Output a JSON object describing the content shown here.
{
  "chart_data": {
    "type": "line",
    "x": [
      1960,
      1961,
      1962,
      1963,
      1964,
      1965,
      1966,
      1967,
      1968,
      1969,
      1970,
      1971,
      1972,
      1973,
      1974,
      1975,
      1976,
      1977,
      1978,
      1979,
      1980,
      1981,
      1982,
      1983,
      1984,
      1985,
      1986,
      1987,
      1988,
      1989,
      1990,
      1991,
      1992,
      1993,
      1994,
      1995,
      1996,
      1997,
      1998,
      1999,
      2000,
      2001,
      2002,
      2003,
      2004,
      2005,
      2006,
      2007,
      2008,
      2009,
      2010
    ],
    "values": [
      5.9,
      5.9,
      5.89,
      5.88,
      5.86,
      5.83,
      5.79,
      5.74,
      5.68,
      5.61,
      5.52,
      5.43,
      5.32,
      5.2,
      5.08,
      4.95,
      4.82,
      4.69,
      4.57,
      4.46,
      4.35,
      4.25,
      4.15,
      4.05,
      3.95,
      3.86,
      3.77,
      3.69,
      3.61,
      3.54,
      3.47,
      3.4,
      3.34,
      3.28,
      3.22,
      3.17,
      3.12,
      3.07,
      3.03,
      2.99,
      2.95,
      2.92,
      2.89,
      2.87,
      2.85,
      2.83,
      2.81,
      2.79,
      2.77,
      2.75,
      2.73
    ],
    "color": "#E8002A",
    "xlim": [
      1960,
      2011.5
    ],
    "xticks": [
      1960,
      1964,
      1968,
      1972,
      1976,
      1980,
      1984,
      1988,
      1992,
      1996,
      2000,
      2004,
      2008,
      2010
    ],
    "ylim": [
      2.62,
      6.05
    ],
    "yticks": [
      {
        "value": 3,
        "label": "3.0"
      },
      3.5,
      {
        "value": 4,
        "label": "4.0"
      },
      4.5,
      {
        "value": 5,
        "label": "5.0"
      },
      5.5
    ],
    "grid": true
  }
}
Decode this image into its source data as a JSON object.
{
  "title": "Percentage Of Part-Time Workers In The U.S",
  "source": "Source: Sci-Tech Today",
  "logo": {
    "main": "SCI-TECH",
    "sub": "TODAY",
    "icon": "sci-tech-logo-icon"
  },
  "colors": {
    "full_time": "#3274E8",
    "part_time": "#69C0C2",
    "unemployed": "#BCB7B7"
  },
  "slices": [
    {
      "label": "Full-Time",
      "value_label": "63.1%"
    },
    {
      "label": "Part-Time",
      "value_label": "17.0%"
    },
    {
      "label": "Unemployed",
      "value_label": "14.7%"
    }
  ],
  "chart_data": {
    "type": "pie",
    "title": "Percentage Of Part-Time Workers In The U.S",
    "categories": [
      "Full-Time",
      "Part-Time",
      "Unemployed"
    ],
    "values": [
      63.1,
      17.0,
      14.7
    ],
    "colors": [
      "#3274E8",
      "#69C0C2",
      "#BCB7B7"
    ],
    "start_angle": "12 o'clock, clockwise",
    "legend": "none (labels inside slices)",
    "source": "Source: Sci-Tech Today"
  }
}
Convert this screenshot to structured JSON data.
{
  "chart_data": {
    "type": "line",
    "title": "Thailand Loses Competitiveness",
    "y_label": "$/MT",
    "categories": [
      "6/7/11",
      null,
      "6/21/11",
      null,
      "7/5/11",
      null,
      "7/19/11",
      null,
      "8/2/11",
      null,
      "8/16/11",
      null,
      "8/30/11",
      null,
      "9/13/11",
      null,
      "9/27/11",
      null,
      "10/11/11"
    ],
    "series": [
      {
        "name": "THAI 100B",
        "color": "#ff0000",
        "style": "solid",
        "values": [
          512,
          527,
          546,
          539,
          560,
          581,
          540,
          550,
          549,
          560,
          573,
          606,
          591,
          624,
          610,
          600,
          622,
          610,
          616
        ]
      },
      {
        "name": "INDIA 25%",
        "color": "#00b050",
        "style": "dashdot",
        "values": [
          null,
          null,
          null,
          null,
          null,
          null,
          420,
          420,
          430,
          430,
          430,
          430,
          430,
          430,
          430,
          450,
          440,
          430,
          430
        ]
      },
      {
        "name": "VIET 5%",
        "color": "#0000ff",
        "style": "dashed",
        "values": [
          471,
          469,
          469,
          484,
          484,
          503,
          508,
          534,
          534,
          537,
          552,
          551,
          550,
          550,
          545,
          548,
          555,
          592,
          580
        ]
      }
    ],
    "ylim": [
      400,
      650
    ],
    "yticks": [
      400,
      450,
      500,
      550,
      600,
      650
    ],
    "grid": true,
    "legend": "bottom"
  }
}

——————

Exercise instructions: From the entries above, list each line with "Workers" in it.

Answer to the task:
  "title": "Percentage Of Part-Time Workers In The U.S",
    "title": "Percentage Of Part-Time Workers In The U.S",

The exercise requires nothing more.